Exercise details: Using the listing below, copy every line that mentions "Правил".

Information supplied:

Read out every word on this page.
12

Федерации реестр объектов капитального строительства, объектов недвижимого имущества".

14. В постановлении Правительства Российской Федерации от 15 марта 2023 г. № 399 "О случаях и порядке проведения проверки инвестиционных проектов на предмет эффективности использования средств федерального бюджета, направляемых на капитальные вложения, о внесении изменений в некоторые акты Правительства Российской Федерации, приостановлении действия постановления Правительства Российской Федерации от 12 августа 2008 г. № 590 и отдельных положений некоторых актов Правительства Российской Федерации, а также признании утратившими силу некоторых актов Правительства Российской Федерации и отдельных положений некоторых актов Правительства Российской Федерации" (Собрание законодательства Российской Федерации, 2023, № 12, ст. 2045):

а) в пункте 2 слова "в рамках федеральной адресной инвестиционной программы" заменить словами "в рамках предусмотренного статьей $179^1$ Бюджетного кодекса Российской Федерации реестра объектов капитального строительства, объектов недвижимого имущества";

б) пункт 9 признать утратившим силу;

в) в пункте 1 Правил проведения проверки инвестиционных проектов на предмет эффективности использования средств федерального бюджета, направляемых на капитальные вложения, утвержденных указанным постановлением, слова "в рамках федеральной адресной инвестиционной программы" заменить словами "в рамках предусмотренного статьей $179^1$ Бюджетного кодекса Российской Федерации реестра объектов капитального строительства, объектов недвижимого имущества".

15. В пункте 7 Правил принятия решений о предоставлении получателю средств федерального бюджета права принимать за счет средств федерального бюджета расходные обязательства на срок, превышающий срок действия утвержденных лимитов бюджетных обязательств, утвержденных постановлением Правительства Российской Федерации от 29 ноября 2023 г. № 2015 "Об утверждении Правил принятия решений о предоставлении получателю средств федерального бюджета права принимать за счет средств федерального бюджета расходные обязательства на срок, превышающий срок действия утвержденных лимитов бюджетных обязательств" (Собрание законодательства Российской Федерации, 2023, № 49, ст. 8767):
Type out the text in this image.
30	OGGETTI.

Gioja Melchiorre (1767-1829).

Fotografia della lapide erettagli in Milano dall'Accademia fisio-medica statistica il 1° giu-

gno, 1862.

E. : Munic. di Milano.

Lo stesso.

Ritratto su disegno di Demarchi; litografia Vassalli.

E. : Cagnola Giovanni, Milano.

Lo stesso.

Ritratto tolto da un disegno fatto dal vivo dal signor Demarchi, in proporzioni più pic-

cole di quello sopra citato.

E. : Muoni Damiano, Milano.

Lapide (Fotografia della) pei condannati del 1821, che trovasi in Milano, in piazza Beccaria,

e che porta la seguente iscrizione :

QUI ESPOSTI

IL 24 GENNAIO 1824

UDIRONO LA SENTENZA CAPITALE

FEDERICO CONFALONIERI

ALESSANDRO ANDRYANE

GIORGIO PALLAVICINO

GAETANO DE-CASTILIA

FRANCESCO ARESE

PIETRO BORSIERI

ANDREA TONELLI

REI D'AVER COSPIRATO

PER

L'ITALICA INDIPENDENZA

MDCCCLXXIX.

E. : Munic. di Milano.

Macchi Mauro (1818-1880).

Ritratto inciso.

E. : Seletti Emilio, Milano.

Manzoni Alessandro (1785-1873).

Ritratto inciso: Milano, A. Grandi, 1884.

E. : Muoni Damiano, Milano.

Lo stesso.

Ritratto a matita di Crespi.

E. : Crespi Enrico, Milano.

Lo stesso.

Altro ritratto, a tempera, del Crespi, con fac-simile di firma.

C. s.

Complete answer:
в) в пункте 1 Правил проведения проверки инвестиционных проектов на предмет эффективности использования средств федерального бюджета, направляемых на капитальные вложения, утвержденных указанным постановлением, слова "в рамках федеральной адресной инвестиционной программы" заменить словами "в рамках предусмотренного статьей $179^1$ Бюджетного кодекса Российской Федерации реестра объектов капитального строительства, объектов недвижимого имущества".
15. В пункте 7 Правил принятия решений о предоставлении получателю средств федерального бюджета права принимать за счет средств федерального бюджета расходные обязательства на срок, превышающий срок действия утвержденных лимитов бюджетных обязательств, утвержденных постановлением Правительства Российской Федерации от 29 ноября 2023 г. № 2015 "Об утверждении Правил принятия решений о предоставлении получателю средств федерального бюджета права принимать за счет средств федерального бюджета расходные обязательства на срок, превышающий срок действия утвержденных лимитов бюджетных обязательств" (Собрание законодательства Российской Федерации, 2023, № 49, ст. 8767):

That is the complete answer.